DATASET RECORDS:
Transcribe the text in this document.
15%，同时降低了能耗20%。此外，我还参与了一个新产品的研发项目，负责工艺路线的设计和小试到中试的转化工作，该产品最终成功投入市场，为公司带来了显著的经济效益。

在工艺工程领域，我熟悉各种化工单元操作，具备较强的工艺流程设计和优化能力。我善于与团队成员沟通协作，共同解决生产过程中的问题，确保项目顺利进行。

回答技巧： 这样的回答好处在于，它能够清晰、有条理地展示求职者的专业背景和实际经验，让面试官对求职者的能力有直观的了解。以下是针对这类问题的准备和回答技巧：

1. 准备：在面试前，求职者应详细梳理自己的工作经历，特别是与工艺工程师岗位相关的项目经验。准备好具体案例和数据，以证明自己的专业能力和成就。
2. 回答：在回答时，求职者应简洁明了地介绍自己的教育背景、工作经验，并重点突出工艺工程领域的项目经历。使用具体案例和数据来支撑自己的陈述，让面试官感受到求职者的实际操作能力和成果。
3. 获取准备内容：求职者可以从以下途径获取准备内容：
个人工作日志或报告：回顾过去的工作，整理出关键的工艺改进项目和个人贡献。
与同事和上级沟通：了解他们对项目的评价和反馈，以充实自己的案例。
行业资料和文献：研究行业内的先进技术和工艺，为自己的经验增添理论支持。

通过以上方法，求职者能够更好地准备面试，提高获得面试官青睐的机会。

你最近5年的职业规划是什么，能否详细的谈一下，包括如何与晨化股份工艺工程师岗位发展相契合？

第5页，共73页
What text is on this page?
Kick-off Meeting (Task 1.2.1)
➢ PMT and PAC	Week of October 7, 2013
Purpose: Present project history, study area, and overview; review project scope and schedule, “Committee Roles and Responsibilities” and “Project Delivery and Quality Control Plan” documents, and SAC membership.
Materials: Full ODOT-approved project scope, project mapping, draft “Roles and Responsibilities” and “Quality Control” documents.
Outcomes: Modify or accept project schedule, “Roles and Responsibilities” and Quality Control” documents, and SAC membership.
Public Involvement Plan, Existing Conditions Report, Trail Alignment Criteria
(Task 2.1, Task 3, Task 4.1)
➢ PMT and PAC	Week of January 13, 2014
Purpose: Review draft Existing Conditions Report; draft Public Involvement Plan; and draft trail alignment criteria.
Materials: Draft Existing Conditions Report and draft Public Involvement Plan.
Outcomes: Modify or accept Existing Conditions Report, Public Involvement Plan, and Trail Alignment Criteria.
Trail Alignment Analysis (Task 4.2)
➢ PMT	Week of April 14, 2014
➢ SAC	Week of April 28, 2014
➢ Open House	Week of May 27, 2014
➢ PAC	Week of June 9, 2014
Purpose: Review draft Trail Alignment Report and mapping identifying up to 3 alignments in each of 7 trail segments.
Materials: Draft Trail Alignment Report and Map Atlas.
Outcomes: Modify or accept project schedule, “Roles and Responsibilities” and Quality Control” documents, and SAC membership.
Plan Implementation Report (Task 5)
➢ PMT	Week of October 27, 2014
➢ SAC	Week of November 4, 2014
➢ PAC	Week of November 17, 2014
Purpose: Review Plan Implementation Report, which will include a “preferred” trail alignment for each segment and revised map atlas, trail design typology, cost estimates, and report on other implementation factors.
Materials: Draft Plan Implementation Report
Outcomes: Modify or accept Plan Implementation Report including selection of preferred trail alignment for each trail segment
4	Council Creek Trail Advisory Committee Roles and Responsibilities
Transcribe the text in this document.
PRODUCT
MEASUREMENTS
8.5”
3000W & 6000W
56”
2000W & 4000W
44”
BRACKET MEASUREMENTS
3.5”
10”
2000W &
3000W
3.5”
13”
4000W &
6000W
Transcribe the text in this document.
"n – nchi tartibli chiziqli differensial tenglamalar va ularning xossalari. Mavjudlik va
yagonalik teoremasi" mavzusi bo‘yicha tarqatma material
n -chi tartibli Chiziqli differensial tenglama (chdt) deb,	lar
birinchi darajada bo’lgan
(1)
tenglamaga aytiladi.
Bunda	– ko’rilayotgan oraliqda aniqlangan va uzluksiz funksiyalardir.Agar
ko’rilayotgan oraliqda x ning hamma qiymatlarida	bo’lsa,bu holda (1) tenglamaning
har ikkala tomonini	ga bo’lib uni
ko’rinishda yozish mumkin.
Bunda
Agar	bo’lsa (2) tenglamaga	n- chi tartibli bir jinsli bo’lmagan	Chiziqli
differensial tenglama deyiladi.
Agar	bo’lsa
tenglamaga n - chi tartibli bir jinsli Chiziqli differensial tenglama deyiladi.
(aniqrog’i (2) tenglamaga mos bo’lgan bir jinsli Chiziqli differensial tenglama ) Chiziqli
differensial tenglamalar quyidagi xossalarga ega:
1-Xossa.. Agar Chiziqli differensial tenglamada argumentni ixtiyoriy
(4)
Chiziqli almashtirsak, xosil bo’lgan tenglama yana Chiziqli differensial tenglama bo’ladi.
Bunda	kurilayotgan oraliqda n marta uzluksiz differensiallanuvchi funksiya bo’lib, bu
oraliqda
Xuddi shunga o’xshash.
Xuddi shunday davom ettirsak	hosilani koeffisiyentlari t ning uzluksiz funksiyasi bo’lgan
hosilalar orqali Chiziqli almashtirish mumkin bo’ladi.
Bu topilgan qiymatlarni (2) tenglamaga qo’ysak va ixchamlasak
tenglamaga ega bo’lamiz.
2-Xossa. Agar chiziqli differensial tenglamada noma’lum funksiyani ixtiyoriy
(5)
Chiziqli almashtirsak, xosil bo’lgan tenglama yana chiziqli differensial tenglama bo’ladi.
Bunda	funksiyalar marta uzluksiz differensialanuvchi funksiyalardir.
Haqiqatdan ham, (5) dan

AIM:
From the entries above, copy every line that holds the word "tenglamada".

COMPLETE ANSWER:
1-Xossa.. Agar Chiziqli differensial tenglamada argumentni ixtiyoriy
2-Xossa. Agar chiziqli differensial tenglamada noma’lum funksiyani ixtiyoriy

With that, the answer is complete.